==== DATA IN THIS EXERCISE ====
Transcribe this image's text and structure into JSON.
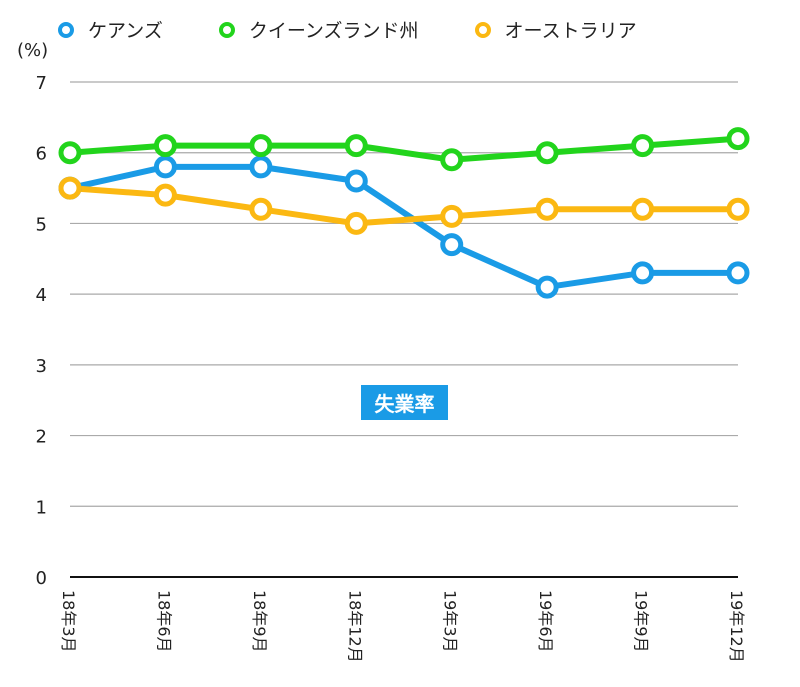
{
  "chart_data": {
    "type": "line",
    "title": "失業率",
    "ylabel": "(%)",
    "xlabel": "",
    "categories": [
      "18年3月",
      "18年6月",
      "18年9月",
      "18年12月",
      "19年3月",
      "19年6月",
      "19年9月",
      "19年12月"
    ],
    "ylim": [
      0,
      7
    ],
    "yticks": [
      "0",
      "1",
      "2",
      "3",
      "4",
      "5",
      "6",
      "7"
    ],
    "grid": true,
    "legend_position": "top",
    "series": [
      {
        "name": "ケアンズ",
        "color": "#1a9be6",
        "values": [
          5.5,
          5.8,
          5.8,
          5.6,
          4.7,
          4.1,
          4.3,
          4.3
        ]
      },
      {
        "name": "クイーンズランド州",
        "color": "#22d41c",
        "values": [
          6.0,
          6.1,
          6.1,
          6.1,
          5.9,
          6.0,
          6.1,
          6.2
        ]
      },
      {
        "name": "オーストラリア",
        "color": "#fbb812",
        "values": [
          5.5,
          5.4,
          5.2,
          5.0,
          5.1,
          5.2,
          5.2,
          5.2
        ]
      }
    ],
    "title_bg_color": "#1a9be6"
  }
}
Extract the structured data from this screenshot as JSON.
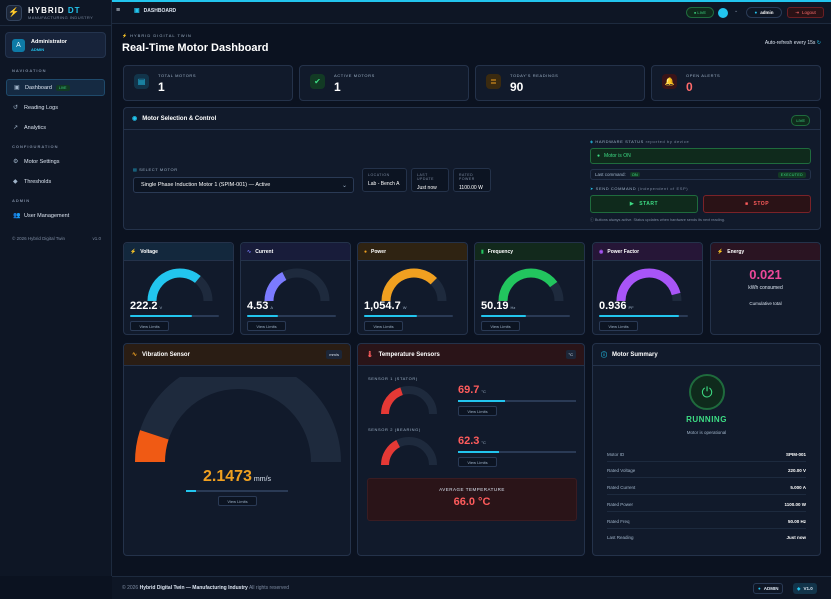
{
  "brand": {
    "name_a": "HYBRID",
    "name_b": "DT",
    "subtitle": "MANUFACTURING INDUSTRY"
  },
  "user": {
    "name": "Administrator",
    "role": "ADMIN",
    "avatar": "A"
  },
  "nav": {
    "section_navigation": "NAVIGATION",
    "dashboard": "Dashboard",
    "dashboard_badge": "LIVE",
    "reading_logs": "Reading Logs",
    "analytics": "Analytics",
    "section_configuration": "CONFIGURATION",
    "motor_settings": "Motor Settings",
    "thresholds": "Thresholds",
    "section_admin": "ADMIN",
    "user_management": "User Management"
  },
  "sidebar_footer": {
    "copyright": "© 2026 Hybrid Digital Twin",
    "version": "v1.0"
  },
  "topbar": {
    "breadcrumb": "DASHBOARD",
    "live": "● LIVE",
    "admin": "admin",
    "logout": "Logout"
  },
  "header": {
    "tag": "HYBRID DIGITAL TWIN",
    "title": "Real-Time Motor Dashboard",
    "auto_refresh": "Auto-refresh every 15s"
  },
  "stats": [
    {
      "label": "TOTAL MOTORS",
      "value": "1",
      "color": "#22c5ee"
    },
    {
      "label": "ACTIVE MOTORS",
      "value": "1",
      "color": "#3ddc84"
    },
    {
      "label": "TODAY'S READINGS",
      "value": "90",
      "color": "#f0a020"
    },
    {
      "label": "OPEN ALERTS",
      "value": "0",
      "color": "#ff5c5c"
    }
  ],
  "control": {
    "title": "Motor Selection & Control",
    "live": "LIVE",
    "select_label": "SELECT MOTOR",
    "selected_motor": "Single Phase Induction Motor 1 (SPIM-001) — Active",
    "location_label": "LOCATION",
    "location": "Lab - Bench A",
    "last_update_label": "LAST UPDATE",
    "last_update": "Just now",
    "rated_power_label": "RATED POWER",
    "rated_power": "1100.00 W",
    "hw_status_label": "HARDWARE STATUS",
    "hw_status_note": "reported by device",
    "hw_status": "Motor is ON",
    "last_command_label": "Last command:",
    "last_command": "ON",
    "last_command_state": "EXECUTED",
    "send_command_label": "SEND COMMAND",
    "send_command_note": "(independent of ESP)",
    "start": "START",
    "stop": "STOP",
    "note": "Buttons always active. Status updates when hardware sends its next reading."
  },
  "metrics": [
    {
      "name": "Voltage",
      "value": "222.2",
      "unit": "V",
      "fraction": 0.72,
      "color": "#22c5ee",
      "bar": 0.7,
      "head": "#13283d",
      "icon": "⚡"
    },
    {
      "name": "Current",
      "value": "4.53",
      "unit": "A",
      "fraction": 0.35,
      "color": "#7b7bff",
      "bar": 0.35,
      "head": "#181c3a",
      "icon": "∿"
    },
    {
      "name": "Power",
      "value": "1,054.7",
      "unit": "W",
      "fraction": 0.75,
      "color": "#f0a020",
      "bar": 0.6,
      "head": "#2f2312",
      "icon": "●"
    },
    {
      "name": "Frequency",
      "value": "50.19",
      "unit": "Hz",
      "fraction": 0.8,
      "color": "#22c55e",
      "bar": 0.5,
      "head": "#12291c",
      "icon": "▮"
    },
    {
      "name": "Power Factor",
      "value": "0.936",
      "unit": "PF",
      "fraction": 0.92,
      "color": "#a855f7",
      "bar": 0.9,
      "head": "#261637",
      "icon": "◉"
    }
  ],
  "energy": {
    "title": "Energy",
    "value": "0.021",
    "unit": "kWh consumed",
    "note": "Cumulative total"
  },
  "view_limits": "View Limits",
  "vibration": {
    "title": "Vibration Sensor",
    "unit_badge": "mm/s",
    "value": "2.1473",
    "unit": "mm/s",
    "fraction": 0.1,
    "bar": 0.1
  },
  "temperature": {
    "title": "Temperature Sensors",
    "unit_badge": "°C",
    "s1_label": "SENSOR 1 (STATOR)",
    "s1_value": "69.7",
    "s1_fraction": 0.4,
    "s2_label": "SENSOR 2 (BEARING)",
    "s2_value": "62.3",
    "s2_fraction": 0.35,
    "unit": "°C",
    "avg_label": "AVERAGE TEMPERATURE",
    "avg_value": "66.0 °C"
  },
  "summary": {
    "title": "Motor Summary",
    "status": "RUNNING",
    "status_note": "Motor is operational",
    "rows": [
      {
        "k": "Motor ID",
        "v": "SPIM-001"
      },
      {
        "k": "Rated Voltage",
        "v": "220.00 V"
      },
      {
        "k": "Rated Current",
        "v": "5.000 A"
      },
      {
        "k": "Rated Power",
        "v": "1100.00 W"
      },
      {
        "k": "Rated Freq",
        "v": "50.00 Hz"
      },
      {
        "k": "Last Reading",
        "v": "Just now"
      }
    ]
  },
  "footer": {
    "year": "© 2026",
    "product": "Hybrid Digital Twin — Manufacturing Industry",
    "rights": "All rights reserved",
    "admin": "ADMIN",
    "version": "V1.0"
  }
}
====
◆ **WORK TO DO**: Are you able to set down all the lines above exactly, without any pictures?

◆ **FINISHED EXERCISE**:
Transcribe this image's text and structure into JSON.
{
  "chart_data": {
    "type": "line",
    "title": "失業率",
    "ylabel": "(%)",
    "xlabel": "",
    "categories": [
      "18年3月",
      "18年6月",
      "18年9月",
      "18年12月",
      "19年3月",
      "19年6月",
      "19年9月",
      "19年12月"
    ],
    "ylim": [
      0,
      7
    ],
    "yticks": [
      "0",
      "1",
      "2",
      "3",
      "4",
      "5",
      "6",
      "7"
    ],
    "grid": true,
    "legend_position": "top",
    "series": [
      {
        "name": "ケアンズ",
        "color": "#1a9be6",
        "values": [
          5.5,
          5.8,
          5.8,
          5.6,
          4.7,
          4.1,
          4.3,
          4.3
        ]
      },
      {
        "name": "クイーンズランド州",
        "color": "#22d41c",
        "values": [
          6.0,
          6.1,
          6.1,
          6.1,
          5.9,
          6.0,
          6.1,
          6.2
        ]
      },
      {
        "name": "オーストラリア",
        "color": "#fbb812",
        "values": [
          5.5,
          5.4,
          5.2,
          5.0,
          5.1,
          5.2,
          5.2,
          5.2
        ]
      }
    ],
    "title_bg_color": "#1a9be6"
  }
}
Extract the structured data from this screenshot as JSON.
{
  "brand": {
    "name_a": "HYBRID",
    "name_b": "DT",
    "subtitle": "MANUFACTURING INDUSTRY"
  },
  "user": {
    "name": "Administrator",
    "role": "ADMIN",
    "avatar": "A"
  },
  "nav": {
    "section_navigation": "NAVIGATION",
    "dashboard": "Dashboard",
    "dashboard_badge": "LIVE",
    "reading_logs": "Reading Logs",
    "analytics": "Analytics",
    "section_configuration": "CONFIGURATION",
    "motor_settings": "Motor Settings",
    "thresholds": "Thresholds",
    "section_admin": "ADMIN",
    "user_management": "User Management"
  },
  "sidebar_footer": {
    "copyright": "© 2026 Hybrid Digital Twin",
    "version": "v1.0"
  },
  "topbar": {
    "breadcrumb": "DASHBOARD",
    "live": "● LIVE",
    "admin": "admin",
    "logout": "Logout"
  },
  "header": {
    "tag": "HYBRID DIGITAL TWIN",
    "title": "Real-Time Motor Dashboard",
    "auto_refresh": "Auto-refresh every 15s"
  },
  "stats": [
    {
      "label": "TOTAL MOTORS",
      "value": "1",
      "color": "#22c5ee"
    },
    {
      "label": "ACTIVE MOTORS",
      "value": "1",
      "color": "#3ddc84"
    },
    {
      "label": "TODAY'S READINGS",
      "value": "90",
      "color": "#f0a020"
    },
    {
      "label": "OPEN ALERTS",
      "value": "0",
      "color": "#ff5c5c"
    }
  ],
  "control": {
    "title": "Motor Selection & Control",
    "live": "LIVE",
    "select_label": "SELECT MOTOR",
    "selected_motor": "Single Phase Induction Motor 1 (SPIM-001) — Active",
    "location_label": "LOCATION",
    "location": "Lab - Bench A",
    "last_update_label": "LAST UPDATE",
    "last_update": "Just now",
    "rated_power_label": "RATED POWER",
    "rated_power": "1100.00 W",
    "hw_status_label": "HARDWARE STATUS",
    "hw_status_note": "reported by device",
    "hw_status": "Motor is ON",
    "last_command_label": "Last command:",
    "last_command": "ON",
    "last_command_state": "EXECUTED",
    "send_command_label": "SEND COMMAND",
    "send_command_note": "(independent of ESP)",
    "start": "START",
    "stop": "STOP",
    "note": "Buttons always active. Status updates when hardware sends its next reading."
  },
  "metrics": [
    {
      "name": "Voltage",
      "value": "222.2",
      "unit": "V",
      "fraction": 0.72,
      "color": "#22c5ee",
      "bar": 0.7,
      "head": "#13283d",
      "icon": "⚡"
    },
    {
      "name": "Current",
      "value": "4.53",
      "unit": "A",
      "fraction": 0.35,
      "color": "#7b7bff",
      "bar": 0.35,
      "head": "#181c3a",
      "icon": "∿"
    },
    {
      "name": "Power",
      "value": "1,054.7",
      "unit": "W",
      "fraction": 0.75,
      "color": "#f0a020",
      "bar": 0.6,
      "head": "#2f2312",
      "icon": "●"
    },
    {
      "name": "Frequency",
      "value": "50.19",
      "unit": "Hz",
      "fraction": 0.8,
      "color": "#22c55e",
      "bar": 0.5,
      "head": "#12291c",
      "icon": "▮"
    },
    {
      "name": "Power Factor",
      "value": "0.936",
      "unit": "PF",
      "fraction": 0.92,
      "color": "#a855f7",
      "bar": 0.9,
      "head": "#261637",
      "icon": "◉"
    }
  ],
  "energy": {
    "title": "Energy",
    "value": "0.021",
    "unit": "kWh consumed",
    "note": "Cumulative total"
  },
  "view_limits": "View Limits",
  "vibration": {
    "title": "Vibration Sensor",
    "unit_badge": "mm/s",
    "value": "2.1473",
    "unit": "mm/s",
    "fraction": 0.1,
    "bar": 0.1
  },
  "temperature": {
    "title": "Temperature Sensors",
    "unit_badge": "°C",
    "s1_label": "SENSOR 1 (STATOR)",
    "s1_value": "69.7",
    "s1_fraction": 0.4,
    "s2_label": "SENSOR 2 (BEARING)",
    "s2_value": "62.3",
    "s2_fraction": 0.35,
    "unit": "°C",
    "avg_label": "AVERAGE TEMPERATURE",
    "avg_value": "66.0 °C"
  },
  "summary": {
    "title": "Motor Summary",
    "status": "RUNNING",
    "status_note": "Motor is operational",
    "rows": [
      {
        "k": "Motor ID",
        "v": "SPIM-001"
      },
      {
        "k": "Rated Voltage",
        "v": "220.00 V"
      },
      {
        "k": "Rated Current",
        "v": "5.000 A"
      },
      {
        "k": "Rated Power",
        "v": "1100.00 W"
      },
      {
        "k": "Rated Freq",
        "v": "50.00 Hz"
      },
      {
        "k": "Last Reading",
        "v": "Just now"
      }
    ]
  },
  "footer": {
    "year": "© 2026",
    "product": "Hybrid Digital Twin — Manufacturing Industry",
    "rights": "All rights reserved",
    "admin": "ADMIN",
    "version": "V1.0"
  }
}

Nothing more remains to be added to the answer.